Source records:
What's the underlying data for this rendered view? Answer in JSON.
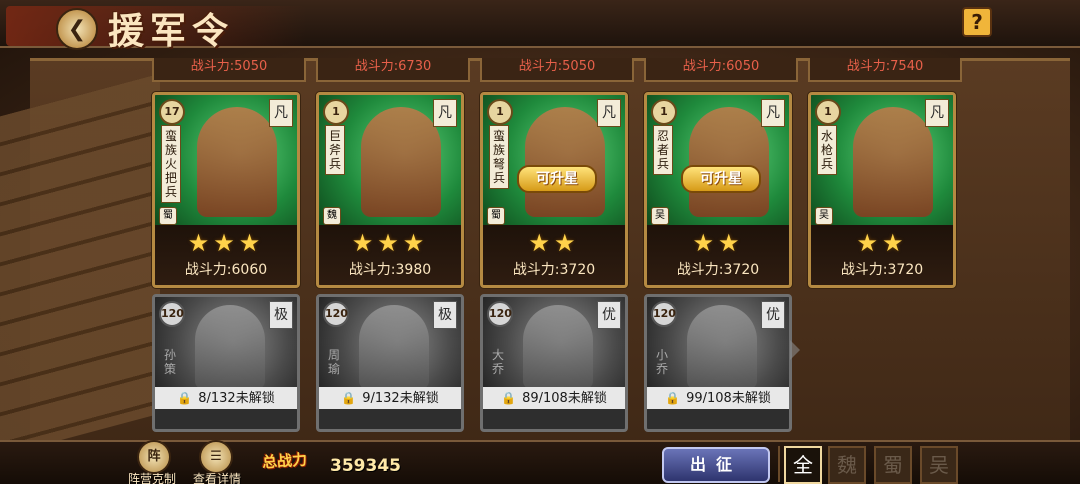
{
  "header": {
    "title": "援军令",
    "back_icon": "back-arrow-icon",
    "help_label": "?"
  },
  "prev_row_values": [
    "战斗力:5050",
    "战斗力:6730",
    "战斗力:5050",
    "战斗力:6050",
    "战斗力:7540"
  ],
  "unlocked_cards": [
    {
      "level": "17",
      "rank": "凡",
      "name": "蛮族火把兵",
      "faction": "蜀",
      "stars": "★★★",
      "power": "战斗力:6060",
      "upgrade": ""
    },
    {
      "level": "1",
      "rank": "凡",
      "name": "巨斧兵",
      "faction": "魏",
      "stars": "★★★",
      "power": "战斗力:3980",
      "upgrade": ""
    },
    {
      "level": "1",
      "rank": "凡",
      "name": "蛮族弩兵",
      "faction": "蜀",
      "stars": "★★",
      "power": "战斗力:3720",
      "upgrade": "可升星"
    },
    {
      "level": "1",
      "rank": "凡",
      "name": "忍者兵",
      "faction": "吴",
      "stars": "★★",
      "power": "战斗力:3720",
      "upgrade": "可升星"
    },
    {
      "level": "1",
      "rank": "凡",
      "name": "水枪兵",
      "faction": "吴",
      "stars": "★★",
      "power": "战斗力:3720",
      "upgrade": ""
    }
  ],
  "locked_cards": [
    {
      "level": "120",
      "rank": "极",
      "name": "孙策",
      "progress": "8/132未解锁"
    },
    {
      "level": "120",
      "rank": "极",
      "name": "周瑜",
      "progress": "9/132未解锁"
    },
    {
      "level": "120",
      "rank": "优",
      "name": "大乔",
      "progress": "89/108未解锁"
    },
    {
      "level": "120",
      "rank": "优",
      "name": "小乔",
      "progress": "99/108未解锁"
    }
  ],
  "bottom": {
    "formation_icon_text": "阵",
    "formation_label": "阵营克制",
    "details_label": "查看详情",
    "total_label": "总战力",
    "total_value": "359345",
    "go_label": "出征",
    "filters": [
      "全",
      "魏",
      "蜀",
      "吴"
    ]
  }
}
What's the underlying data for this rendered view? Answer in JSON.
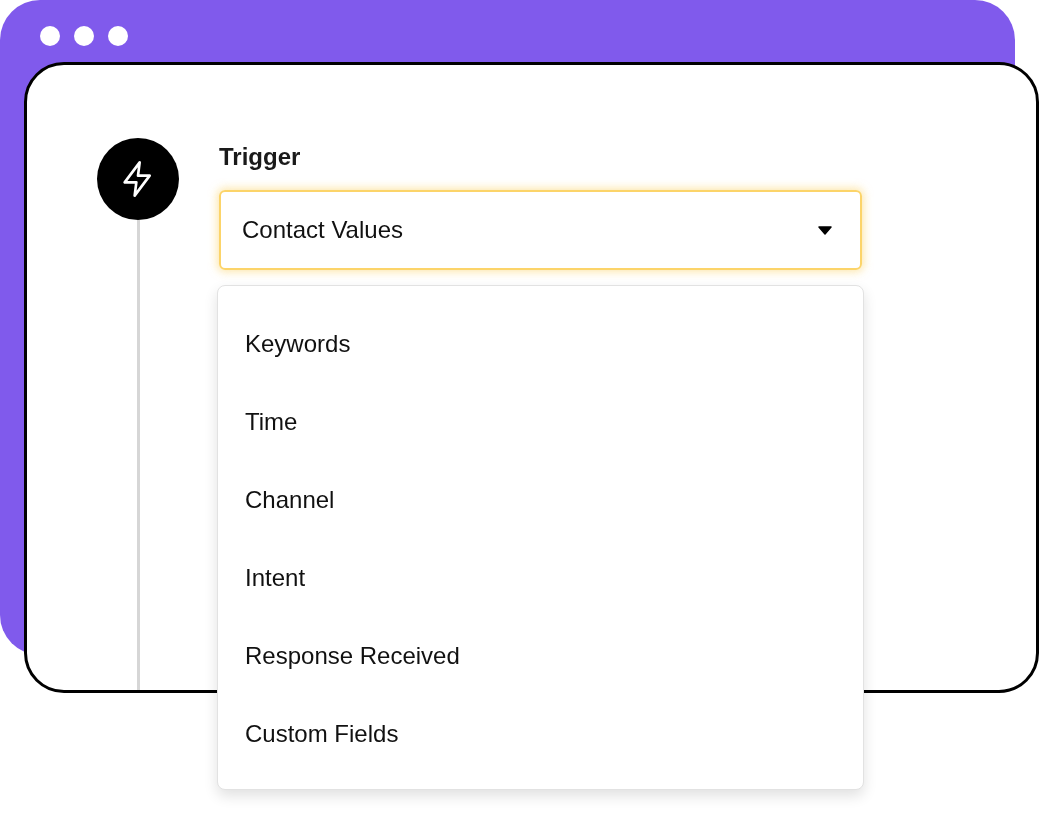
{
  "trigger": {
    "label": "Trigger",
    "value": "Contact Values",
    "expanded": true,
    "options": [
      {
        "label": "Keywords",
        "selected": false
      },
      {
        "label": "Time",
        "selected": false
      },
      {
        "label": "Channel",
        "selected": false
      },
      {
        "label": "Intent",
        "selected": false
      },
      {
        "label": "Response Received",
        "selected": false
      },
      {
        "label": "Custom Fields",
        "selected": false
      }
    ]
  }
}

**WHAT THIS TASK INVOLVES:** Copy each line in full and exactly, omitting any picture.

**FULL ANSWER:**
What's the underlying data for this rendered view? Answer in JSON.
{
  "header": {
    "title": "援军令",
    "back_icon": "back-arrow-icon",
    "help_label": "?"
  },
  "prev_row_values": [
    "战斗力:5050",
    "战斗力:6730",
    "战斗力:5050",
    "战斗力:6050",
    "战斗力:7540"
  ],
  "unlocked_cards": [
    {
      "level": "17",
      "rank": "凡",
      "name": "蛮族火把兵",
      "faction": "蜀",
      "stars": "★★★",
      "power": "战斗力:6060",
      "upgrade": ""
    },
    {
      "level": "1",
      "rank": "凡",
      "name": "巨斧兵",
      "faction": "魏",
      "stars": "★★★",
      "power": "战斗力:3980",
      "upgrade": ""
    },
    {
      "level": "1",
      "rank": "凡",
      "name": "蛮族弩兵",
      "faction": "蜀",
      "stars": "★★",
      "power": "战斗力:3720",
      "upgrade": "可升星"
    },
    {
      "level": "1",
      "rank": "凡",
      "name": "忍者兵",
      "faction": "吴",
      "stars": "★★",
      "power": "战斗力:3720",
      "upgrade": "可升星"
    },
    {
      "level": "1",
      "rank": "凡",
      "name": "水枪兵",
      "faction": "吴",
      "stars": "★★",
      "power": "战斗力:3720",
      "upgrade": ""
    }
  ],
  "locked_cards": [
    {
      "level": "120",
      "rank": "极",
      "name": "孙策",
      "progress": "8/132未解锁"
    },
    {
      "level": "120",
      "rank": "极",
      "name": "周瑜",
      "progress": "9/132未解锁"
    },
    {
      "level": "120",
      "rank": "优",
      "name": "大乔",
      "progress": "89/108未解锁"
    },
    {
      "level": "120",
      "rank": "优",
      "name": "小乔",
      "progress": "99/108未解锁"
    }
  ],
  "bottom": {
    "formation_icon_text": "阵",
    "formation_label": "阵营克制",
    "details_label": "查看详情",
    "total_label": "总战力",
    "total_value": "359345",
    "go_label": "出征",
    "filters": [
      "全",
      "魏",
      "蜀",
      "吴"
    ]
  }
}
What's the underlying data for this rendered view? Answer in JSON.
{
  "trigger": {
    "label": "Trigger",
    "value": "Contact Values",
    "expanded": true,
    "options": [
      {
        "label": "Keywords",
        "selected": false
      },
      {
        "label": "Time",
        "selected": false
      },
      {
        "label": "Channel",
        "selected": false
      },
      {
        "label": "Intent",
        "selected": false
      },
      {
        "label": "Response Received",
        "selected": false
      },
      {
        "label": "Custom Fields",
        "selected": false
      }
    ]
  }
}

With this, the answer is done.